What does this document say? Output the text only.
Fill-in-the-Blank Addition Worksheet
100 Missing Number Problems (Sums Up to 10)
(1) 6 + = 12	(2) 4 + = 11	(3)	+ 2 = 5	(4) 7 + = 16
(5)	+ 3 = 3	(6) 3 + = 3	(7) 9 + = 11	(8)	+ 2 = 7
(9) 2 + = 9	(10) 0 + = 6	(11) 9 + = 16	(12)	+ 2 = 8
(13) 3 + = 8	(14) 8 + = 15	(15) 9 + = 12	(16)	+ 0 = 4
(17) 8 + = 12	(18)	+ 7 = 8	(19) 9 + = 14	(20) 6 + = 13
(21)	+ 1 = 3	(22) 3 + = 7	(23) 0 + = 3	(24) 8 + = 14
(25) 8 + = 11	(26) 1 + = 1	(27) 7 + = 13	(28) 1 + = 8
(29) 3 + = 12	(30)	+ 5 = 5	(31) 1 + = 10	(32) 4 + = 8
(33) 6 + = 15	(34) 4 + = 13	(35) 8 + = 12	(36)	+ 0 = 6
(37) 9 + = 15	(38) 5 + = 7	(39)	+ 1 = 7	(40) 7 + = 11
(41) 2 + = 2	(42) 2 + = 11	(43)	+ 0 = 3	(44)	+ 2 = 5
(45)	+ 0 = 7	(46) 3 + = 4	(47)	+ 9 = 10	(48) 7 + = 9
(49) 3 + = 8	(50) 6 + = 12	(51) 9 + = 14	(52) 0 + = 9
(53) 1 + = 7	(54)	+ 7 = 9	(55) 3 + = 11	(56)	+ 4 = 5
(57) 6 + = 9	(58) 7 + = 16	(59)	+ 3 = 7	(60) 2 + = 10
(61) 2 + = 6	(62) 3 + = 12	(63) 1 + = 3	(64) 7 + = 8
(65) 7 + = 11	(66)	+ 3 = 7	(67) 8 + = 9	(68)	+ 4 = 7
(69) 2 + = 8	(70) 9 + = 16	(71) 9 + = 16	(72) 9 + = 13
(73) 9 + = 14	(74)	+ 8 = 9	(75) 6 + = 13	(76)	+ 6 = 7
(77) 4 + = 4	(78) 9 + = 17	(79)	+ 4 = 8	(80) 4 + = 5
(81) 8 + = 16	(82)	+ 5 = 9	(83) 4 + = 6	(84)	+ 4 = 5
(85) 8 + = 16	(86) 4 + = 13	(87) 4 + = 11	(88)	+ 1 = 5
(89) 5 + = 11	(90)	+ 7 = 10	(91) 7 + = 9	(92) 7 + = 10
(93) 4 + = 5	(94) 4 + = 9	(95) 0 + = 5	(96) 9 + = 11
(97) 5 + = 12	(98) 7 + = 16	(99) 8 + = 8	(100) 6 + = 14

* [Stated exercise] Retype the listing exactly, in full.

* [The response]
What does this document say? Output the text only.
Fill-in-the-Blank Addition Worksheet
100 Missing Number Problems (Sums Up to 10)
(1) 6 + = 12	(2) 4 + = 11	(3)	+ 2 = 5	(4) 7 + = 16
(5)	+ 3 = 3	(6) 3 + = 3	(7) 9 + = 11	(8)	+ 2 = 7
(9) 2 + = 9	(10) 0 + = 6	(11) 9 + = 16	(12)	+ 2 = 8
(13) 3 + = 8	(14) 8 + = 15	(15) 9 + = 12	(16)	+ 0 = 4
(17) 8 + = 12	(18)	+ 7 = 8	(19) 9 + = 14	(20) 6 + = 13
(21)	+ 1 = 3	(22) 3 + = 7	(23) 0 + = 3	(24) 8 + = 14
(25) 8 + = 11	(26) 1 + = 1	(27) 7 + = 13	(28) 1 + = 8
(29) 3 + = 12	(30)	+ 5 = 5	(31) 1 + = 10	(32) 4 + = 8
(33) 6 + = 15	(34) 4 + = 13	(35) 8 + = 12	(36)	+ 0 = 6
(37) 9 + = 15	(38) 5 + = 7	(39)	+ 1 = 7	(40) 7 + = 11
(41) 2 + = 2	(42) 2 + = 11	(43)	+ 0 = 3	(44)	+ 2 = 5
(45)	+ 0 = 7	(46) 3 + = 4	(47)	+ 9 = 10	(48) 7 + = 9
(49) 3 + = 8	(50) 6 + = 12	(51) 9 + = 14	(52) 0 + = 9
(53) 1 + = 7	(54)	+ 7 = 9	(55) 3 + = 11	(56)	+ 4 = 5
(57) 6 + = 9	(58) 7 + = 16	(59)	+ 3 = 7	(60) 2 + = 10
(61) 2 + = 6	(62) 3 + = 12	(63) 1 + = 3	(64) 7 + = 8
(65) 7 + = 11	(66)	+ 3 = 7	(67) 8 + = 9	(68)	+ 4 = 7
(69) 2 + = 8	(70) 9 + = 16	(71) 9 + = 16	(72) 9 + = 13
(73) 9 + = 14	(74)	+ 8 = 9	(75) 6 + = 13	(76)	+ 6 = 7
(77) 4 + = 4	(78) 9 + = 17	(79)	+ 4 = 8	(80) 4 + = 5
(81) 8 + = 16	(82)	+ 5 = 9	(83) 4 + = 6	(84)	+ 4 = 5
(85) 8 + = 16	(86) 4 + = 13	(87) 4 + = 11	(88)	+ 1 = 5
(89) 5 + = 11	(90)	+ 7 = 10	(91) 7 + = 9	(92) 7 + = 10
(93) 4 + = 5	(94) 4 + = 9	(95) 0 + = 5	(96) 9 + = 11
(97) 5 + = 12	(98) 7 + = 16	(99) 8 + = 8	(100) 6 + = 14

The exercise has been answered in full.